**EXTRACT TO READ**
________________________________________
Like all children, Einstein’s home background played a great part in his later academic success. He was given a book on calculus at the age of twelve and his family used to talk a lot about various topics. There can be little doubt that this conversation served to stimulate the child and awaken his interest in mathematics and physics. Whether this would have been sufficient education in itself, without the teaching he received at school, is doubtful.

I was accused on the thread where this was being discussed of ignoring the points which were made, but this was only because I am not sure really what the points were. Einstein went to school and learned about mathematics and physics. He hated school and felt that his family stimulated his interest in these subjects more than the school did. This was without doubt true. It is still true today. The family attitude to education and learning is of far greater importance than the school attended. It is so and always has been.

I saw nothing controversial in what was said about Einstein and so did not feel the need to dispute any of it. If anybody feels that Einstein’s life, education or later opinions about the schooling which he received has anything useful to tell us about home education, then I would be pleased to hear it.

Are autonomous home educators more prone to anger than other people?

I am constantly amazed at the ferocious anger which seems to bubble away under the surface of some autonomous home educators. It is of a type and degree that one seldom sees in the more structured educators and one has the impression that these are people who are probably simmering away all the time; ready to erupt in a second at some fancied slight or criticism. Of course, one also encounters such people among those who send their children to school, but there they are definitely a tiny minority. Among autonomous home educators, this kind of parent appears to be alarmingly common!


Now I am aware that I can be an irritating person, but the responses to what I say here go beyond all reason. Any normal person stumbling across a blog whose author seems to be an annoying fool, will simply move on and find another, more congenial place, to hang out in cyberspace. Not so the autonomous educators! They pop up here regularly and are always furious. I have remarked before on how curious this is. I am not after all attacking them personally. Indeed, because they are too cowardly in general to sign their names to the rude messages which they leave here, I could hardly do so, even if I wanted. No, they are angry because I express scepticism and ask questions about an educational theory which they favour. This is truly extraordinary.

As a home educator, I took it for granted that many people, especially those who had sent their children to school, would disapprove of my choice. So it proved, with a lot of parents making ill-informed comments about the matter. This never made me angry; why on earth would it? This was my choice and there are bound to be people who have made different choices about education to that which I made. With quite a few autonomous types though, even asking questions is enough to drive them to fury!
________________________________________
**STORED ROWS**
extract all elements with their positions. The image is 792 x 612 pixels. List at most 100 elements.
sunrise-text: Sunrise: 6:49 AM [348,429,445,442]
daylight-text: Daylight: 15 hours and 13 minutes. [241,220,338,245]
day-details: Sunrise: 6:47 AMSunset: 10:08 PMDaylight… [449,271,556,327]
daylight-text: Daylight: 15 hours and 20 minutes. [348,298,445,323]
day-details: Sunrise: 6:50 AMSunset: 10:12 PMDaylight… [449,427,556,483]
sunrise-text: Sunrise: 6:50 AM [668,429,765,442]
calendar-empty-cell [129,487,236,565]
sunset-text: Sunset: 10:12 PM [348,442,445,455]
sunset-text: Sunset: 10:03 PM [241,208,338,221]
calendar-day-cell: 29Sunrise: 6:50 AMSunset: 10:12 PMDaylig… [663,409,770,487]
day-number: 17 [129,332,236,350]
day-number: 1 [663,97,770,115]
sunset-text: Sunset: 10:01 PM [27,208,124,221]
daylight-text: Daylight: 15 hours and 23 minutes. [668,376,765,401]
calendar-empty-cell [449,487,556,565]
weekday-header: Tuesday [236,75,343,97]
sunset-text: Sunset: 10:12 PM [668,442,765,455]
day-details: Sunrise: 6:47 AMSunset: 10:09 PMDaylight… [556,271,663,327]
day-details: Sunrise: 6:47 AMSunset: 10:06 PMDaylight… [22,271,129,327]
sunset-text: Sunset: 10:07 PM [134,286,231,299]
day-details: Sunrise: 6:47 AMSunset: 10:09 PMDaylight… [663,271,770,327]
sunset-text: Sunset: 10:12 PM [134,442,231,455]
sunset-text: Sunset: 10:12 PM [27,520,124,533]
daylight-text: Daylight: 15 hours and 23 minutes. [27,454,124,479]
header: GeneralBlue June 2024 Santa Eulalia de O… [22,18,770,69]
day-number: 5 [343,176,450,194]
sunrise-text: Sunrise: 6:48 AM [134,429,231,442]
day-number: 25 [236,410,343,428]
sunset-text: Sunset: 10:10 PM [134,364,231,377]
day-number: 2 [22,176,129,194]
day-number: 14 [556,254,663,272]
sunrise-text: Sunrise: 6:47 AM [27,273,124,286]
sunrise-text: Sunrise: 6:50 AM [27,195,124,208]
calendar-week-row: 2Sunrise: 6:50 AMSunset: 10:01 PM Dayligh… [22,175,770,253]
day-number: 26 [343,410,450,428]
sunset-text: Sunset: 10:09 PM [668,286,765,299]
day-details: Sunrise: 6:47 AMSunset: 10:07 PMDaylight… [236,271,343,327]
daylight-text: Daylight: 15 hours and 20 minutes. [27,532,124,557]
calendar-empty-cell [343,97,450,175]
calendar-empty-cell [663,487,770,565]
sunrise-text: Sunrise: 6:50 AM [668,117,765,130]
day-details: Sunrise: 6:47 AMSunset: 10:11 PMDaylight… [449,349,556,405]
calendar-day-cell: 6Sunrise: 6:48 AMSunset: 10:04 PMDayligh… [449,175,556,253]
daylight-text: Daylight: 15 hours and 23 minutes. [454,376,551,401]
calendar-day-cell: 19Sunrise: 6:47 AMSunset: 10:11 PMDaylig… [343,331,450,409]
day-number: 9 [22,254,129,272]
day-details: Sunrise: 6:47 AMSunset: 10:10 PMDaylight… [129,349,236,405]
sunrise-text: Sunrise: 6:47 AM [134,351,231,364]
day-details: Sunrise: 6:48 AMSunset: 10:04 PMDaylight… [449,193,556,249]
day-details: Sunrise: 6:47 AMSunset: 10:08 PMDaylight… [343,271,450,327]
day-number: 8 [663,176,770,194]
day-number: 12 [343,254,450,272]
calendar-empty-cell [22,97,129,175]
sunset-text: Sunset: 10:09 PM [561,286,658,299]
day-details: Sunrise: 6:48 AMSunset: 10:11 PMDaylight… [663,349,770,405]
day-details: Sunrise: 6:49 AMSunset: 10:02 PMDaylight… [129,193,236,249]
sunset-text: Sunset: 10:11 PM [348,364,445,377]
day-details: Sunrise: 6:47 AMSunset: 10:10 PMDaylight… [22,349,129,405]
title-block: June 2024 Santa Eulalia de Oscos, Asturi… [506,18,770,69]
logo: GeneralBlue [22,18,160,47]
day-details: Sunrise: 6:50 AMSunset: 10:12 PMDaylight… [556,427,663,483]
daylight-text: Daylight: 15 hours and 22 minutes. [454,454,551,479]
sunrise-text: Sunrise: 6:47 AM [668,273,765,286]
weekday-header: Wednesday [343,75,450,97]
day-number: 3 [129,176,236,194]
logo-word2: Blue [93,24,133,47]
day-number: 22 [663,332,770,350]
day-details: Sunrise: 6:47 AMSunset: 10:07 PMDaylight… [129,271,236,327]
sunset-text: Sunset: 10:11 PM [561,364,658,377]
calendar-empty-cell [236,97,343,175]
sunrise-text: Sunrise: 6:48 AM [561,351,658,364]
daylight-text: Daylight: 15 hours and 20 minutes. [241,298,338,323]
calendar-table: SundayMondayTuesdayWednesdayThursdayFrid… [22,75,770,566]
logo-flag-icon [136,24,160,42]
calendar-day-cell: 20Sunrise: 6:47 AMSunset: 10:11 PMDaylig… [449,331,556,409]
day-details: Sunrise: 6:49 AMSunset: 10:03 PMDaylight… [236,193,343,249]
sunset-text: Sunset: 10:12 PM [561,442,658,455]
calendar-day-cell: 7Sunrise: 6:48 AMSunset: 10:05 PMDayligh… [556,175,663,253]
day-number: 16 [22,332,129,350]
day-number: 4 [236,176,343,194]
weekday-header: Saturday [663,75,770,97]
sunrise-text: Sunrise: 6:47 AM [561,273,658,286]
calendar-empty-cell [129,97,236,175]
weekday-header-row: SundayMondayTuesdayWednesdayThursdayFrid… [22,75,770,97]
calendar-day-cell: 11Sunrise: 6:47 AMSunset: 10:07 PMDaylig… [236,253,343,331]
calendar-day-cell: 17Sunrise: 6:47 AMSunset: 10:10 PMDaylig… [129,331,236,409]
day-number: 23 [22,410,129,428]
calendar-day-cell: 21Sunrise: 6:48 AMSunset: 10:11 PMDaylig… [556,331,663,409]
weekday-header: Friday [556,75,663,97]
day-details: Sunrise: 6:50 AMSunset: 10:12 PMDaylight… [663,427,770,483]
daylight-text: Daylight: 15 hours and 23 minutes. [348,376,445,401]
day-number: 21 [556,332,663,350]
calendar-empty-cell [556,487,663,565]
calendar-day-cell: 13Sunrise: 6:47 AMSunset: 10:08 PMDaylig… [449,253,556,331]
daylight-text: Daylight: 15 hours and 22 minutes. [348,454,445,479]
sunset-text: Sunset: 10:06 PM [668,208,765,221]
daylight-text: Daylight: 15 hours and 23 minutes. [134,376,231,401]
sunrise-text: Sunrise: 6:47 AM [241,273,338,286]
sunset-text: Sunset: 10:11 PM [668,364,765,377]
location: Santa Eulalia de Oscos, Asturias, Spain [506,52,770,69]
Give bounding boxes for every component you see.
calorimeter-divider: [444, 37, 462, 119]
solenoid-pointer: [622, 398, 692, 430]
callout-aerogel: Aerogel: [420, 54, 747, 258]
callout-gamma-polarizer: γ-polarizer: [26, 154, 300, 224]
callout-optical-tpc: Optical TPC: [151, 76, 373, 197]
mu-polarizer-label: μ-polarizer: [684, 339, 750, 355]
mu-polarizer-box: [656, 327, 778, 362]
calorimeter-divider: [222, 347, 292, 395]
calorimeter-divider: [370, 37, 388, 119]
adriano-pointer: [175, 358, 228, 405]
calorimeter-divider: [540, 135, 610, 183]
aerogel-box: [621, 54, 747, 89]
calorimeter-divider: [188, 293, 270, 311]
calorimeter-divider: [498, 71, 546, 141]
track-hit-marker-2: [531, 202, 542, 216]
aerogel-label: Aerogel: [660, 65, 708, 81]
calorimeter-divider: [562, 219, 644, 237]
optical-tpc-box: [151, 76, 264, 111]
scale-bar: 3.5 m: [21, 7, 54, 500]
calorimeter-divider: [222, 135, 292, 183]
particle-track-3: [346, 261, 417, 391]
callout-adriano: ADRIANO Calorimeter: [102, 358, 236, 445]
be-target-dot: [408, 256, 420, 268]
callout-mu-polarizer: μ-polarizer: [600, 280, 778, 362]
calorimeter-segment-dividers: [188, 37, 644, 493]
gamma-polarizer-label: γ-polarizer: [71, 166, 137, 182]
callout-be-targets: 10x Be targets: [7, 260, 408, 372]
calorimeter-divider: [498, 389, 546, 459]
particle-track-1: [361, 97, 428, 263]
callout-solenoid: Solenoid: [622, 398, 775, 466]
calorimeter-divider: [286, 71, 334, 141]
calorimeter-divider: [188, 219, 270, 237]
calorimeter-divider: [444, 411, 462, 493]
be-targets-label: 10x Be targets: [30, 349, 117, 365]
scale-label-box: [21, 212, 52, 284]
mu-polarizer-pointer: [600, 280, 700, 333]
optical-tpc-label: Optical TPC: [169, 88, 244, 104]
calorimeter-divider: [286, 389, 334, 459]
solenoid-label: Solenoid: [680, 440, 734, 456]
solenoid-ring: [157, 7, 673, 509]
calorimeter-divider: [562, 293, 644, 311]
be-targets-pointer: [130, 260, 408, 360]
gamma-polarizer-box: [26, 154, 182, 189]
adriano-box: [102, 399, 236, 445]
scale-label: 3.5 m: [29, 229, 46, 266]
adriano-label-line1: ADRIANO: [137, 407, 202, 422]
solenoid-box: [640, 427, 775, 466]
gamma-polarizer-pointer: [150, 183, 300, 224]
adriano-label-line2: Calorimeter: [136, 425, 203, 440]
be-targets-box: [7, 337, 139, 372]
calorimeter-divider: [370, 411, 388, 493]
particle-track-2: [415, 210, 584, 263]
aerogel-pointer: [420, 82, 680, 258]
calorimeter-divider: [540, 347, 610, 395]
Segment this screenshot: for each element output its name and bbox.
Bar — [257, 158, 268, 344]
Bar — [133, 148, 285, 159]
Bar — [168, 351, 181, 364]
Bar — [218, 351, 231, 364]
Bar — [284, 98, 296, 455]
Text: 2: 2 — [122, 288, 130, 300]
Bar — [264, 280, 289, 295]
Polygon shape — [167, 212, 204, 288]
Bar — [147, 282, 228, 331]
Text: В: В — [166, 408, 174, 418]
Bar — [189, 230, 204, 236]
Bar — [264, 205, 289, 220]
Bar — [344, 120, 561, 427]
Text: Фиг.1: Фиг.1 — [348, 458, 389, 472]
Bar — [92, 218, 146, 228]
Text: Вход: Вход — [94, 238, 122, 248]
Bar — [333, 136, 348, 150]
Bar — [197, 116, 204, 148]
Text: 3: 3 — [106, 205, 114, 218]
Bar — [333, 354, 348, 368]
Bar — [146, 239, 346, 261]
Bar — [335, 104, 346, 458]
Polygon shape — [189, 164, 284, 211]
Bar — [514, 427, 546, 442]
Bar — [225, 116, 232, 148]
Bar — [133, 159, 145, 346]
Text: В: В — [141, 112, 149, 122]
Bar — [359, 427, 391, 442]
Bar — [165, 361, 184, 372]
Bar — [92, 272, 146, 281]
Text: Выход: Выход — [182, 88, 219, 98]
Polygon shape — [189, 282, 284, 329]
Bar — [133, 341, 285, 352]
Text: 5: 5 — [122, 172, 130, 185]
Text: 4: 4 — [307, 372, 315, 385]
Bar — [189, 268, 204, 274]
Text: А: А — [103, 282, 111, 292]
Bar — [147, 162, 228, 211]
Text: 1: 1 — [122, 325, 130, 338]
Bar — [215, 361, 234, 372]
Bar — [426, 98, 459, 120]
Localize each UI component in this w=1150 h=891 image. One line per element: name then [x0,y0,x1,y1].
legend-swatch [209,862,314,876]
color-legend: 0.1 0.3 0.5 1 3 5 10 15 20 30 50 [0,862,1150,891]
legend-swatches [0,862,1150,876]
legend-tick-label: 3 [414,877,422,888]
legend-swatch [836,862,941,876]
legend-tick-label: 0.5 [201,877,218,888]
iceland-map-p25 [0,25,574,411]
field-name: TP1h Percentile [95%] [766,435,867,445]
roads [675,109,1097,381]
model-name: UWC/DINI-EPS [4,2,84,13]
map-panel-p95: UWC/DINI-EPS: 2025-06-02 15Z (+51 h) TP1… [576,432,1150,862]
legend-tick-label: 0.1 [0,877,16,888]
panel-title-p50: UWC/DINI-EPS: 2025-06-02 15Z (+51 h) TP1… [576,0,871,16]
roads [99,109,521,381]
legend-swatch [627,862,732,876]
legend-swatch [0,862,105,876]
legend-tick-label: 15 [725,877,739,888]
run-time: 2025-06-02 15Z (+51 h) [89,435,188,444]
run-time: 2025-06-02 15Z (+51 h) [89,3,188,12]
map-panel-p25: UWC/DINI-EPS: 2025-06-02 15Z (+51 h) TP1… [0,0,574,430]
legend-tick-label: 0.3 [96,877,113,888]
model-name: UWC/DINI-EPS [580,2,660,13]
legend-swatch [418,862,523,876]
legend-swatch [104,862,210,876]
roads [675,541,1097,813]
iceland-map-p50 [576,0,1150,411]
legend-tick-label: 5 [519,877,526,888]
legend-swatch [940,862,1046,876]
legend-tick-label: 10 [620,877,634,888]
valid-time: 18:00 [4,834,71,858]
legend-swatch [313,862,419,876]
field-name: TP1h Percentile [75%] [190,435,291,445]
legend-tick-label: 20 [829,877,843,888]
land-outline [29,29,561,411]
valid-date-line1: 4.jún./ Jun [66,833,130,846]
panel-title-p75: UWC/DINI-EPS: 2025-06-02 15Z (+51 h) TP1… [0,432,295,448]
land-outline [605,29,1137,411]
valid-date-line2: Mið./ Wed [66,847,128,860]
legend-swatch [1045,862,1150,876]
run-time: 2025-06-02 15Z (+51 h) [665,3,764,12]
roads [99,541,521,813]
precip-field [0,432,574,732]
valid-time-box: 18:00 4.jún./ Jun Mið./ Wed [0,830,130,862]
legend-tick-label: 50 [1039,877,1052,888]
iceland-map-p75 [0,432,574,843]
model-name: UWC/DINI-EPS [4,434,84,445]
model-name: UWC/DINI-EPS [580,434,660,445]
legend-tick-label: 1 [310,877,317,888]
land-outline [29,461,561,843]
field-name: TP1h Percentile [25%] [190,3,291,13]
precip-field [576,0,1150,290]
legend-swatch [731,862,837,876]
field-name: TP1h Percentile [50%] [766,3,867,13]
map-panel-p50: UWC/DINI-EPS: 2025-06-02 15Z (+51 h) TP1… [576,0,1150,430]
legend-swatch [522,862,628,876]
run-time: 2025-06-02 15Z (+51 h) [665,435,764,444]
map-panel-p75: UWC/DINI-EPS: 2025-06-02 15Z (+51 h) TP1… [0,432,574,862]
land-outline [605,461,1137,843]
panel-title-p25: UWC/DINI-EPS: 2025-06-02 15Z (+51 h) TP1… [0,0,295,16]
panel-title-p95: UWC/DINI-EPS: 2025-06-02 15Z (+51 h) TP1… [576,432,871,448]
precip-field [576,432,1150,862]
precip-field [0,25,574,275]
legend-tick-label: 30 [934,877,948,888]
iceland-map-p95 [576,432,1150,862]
________________________________________
**EXERCISES**
1. Name every academic subject mentioned in the home-education blog post.
2. Please reproduce the passage of the home-education blog post starting at "I saw nothing" and ending at "to hear it.".
3. Write the next part of the home-education blog post, picking up after its final sentence.

**ANSWERS BY TASK**
1.
- Calculus
- Mathematics
- Physics

2.
I saw nothing controversial in what was said about Einstein and so did not feel the need to dispute any of it. If anybody feels that Einstein’s life, education or later opinions about the schooling which he received has anything useful to tell us about home education, then I would be pleased to hear it.

3.
On the thread ‘No wonder local authorities are alarmed about home education!’, I was having a little light-hearted discussion yesterday about Albert Einstein and the extent to which his schooling contributed towards his success as a physicist. You would have thought that this was a completely neutral topic about nobody would be likely to grow cross.  You would have thought this, until I tell you that a number of autonomous educators were involved in the debate! I asked a few questions, always a mistake with those people, and even made one or two humorous observations. I recommend readers to have a look at the increasingly heated comments which this provoked. It ended with two people commenting, using the expressions;



'shows himself up to be the arrogant ignoramus that he is.'

' truly repressed, narrow minded & pompously ignorant twonk '


Now all this is very unfortunate. There are serious points to be made here; about the extent to which somebody who attends school from the age of five can be said to be an autonomous learner, how much  formal schooling contributed to Einstein’s education and various other points. It is also worth talking about the way in which Einstein is sometimes invoked as an authority on topics other than physics and his name used to support fringe beliefs. Readers with long memories might recall this being done both with Immanuel Velikovsky’s theories and also the idea of biorhythms. Any attempt to talk reasonably about the topic though, ends in vitriolic rudeness.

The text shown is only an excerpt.